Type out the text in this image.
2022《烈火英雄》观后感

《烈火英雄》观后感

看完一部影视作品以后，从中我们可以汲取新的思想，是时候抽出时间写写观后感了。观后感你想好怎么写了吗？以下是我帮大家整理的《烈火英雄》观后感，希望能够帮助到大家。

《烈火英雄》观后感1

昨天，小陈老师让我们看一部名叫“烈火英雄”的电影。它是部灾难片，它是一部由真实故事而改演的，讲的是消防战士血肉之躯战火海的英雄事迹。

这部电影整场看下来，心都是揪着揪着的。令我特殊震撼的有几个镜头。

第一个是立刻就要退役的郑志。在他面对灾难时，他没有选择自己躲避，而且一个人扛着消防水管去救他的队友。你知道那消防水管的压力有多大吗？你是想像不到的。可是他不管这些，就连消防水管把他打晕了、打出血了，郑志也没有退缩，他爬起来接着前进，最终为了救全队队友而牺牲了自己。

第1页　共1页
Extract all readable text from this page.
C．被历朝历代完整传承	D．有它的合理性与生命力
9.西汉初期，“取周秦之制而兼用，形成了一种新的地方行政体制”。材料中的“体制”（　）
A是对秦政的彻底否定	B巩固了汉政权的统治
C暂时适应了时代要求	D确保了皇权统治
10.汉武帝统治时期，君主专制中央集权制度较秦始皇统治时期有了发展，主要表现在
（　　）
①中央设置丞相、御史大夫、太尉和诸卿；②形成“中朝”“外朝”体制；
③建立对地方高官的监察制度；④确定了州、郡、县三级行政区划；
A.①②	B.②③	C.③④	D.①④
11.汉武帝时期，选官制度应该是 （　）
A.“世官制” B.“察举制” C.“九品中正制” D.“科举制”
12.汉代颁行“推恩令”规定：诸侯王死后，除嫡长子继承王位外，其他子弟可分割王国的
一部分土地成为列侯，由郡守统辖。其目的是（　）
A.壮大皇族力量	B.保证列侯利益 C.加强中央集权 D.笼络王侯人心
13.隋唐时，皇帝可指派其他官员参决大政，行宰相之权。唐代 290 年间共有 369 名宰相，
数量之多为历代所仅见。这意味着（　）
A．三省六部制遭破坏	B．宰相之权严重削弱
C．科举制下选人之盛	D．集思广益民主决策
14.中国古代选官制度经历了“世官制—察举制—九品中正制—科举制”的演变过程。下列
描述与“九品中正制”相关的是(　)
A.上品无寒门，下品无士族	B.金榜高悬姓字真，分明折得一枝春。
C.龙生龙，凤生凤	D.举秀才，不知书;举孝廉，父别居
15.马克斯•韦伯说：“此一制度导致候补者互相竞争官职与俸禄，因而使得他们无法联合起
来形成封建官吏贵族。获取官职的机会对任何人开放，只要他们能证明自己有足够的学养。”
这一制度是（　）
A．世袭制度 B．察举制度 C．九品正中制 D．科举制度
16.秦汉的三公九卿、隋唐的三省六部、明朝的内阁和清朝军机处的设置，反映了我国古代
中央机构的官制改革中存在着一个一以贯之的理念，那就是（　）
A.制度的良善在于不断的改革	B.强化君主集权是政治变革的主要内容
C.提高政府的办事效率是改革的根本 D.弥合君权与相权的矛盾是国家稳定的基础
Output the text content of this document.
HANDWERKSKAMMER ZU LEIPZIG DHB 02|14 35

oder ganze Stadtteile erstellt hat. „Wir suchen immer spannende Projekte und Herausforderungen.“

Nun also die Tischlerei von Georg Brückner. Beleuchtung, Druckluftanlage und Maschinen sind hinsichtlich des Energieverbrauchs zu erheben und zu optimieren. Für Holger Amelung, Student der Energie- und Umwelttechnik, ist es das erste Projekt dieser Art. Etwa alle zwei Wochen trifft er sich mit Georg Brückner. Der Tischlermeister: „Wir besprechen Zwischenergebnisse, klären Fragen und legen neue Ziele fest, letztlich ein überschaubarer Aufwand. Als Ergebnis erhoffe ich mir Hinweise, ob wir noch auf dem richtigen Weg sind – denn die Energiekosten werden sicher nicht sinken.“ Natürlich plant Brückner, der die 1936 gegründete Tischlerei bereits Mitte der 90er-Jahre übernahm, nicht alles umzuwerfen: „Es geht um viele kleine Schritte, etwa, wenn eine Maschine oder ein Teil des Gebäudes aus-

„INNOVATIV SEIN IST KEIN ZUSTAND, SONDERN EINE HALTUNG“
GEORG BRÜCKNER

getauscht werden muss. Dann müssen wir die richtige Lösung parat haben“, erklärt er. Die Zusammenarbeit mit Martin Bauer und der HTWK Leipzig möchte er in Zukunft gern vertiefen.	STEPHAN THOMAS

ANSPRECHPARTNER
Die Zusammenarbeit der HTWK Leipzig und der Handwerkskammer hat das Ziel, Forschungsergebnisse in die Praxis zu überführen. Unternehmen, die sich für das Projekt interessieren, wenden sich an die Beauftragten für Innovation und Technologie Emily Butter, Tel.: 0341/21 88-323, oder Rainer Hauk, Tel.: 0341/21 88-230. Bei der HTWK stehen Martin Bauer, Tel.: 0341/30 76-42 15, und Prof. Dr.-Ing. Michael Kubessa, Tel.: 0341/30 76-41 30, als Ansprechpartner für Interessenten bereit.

▶ YOUR INSTRUCTIONS:
The records are above. How many lines in them contain the word "this"? Give the number alone.

▶ RESULT OF THE TASK:
3